| Dataset |
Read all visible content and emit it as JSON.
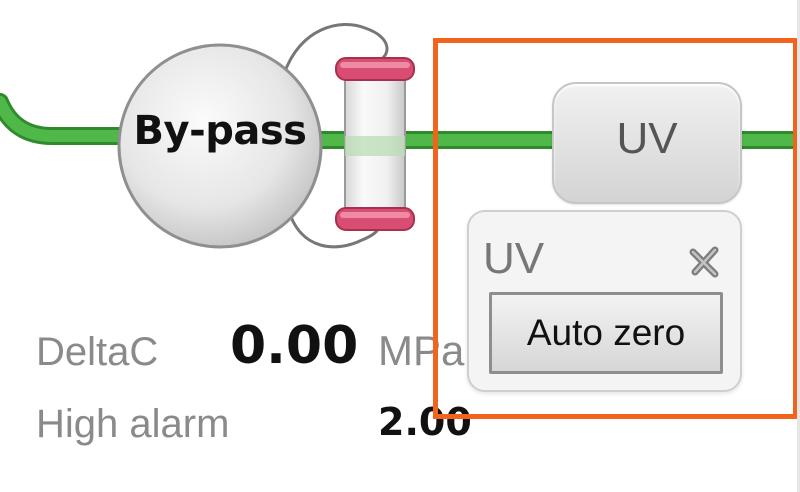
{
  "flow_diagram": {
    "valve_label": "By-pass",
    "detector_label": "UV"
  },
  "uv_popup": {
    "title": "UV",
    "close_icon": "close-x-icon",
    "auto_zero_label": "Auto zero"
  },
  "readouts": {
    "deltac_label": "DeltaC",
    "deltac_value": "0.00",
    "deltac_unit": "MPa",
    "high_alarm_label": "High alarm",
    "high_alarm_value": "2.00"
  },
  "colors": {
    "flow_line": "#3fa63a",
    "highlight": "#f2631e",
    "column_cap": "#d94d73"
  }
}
---
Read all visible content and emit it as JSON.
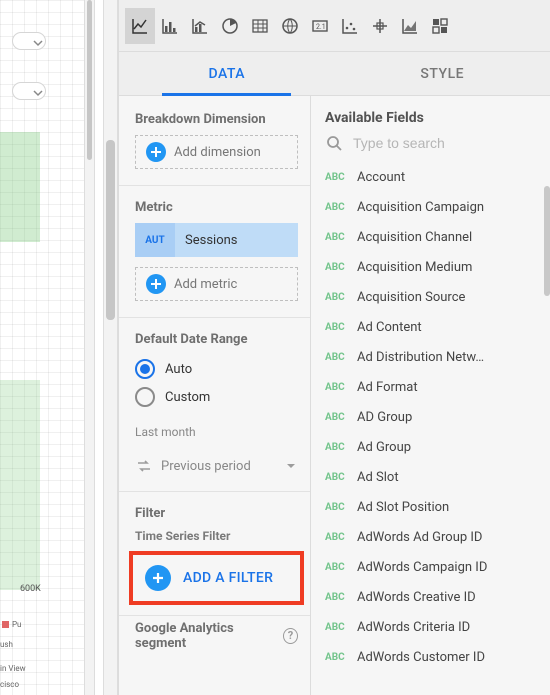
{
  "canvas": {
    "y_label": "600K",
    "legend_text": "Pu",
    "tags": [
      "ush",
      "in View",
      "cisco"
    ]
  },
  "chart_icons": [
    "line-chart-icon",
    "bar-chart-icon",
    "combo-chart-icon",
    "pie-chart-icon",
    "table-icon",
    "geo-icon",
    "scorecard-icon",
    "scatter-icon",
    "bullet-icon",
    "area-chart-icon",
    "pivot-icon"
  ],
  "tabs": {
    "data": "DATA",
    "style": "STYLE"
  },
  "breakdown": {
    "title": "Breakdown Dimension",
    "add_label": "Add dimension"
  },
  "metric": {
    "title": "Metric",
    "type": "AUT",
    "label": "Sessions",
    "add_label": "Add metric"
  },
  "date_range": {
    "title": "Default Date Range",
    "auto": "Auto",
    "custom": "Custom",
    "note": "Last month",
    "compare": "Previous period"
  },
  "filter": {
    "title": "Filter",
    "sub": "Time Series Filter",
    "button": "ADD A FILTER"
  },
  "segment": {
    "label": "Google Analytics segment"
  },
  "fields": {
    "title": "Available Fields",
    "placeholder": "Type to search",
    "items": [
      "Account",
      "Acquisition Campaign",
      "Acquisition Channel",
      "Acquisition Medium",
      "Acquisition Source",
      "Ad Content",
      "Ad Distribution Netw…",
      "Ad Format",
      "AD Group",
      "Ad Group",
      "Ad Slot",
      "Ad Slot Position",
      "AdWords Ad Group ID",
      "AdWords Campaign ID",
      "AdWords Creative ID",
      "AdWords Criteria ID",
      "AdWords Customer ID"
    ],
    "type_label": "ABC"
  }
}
* * *
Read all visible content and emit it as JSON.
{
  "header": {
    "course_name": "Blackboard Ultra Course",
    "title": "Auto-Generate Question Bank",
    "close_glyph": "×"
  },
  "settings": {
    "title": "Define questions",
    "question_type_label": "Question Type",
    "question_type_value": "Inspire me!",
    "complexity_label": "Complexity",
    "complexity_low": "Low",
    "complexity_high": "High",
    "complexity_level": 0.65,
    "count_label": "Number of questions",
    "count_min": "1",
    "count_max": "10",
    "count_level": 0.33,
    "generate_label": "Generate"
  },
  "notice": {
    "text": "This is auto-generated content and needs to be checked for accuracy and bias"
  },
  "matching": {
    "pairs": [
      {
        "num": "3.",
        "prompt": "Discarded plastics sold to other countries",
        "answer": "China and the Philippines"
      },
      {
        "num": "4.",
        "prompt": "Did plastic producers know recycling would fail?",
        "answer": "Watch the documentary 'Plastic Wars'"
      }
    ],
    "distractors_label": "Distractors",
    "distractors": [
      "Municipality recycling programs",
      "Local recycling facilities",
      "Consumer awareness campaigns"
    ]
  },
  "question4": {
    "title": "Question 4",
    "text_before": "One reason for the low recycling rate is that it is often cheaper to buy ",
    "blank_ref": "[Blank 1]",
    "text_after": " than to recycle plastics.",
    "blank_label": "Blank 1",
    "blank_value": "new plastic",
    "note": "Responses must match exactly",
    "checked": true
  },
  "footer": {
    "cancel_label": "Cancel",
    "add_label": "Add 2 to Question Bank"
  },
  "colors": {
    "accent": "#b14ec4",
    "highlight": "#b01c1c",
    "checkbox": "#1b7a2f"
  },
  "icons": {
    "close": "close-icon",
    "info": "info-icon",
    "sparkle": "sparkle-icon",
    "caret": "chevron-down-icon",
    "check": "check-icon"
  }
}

| To do |
State how many lines in the records above contain the word "title", giving only the number.

| Task output |
9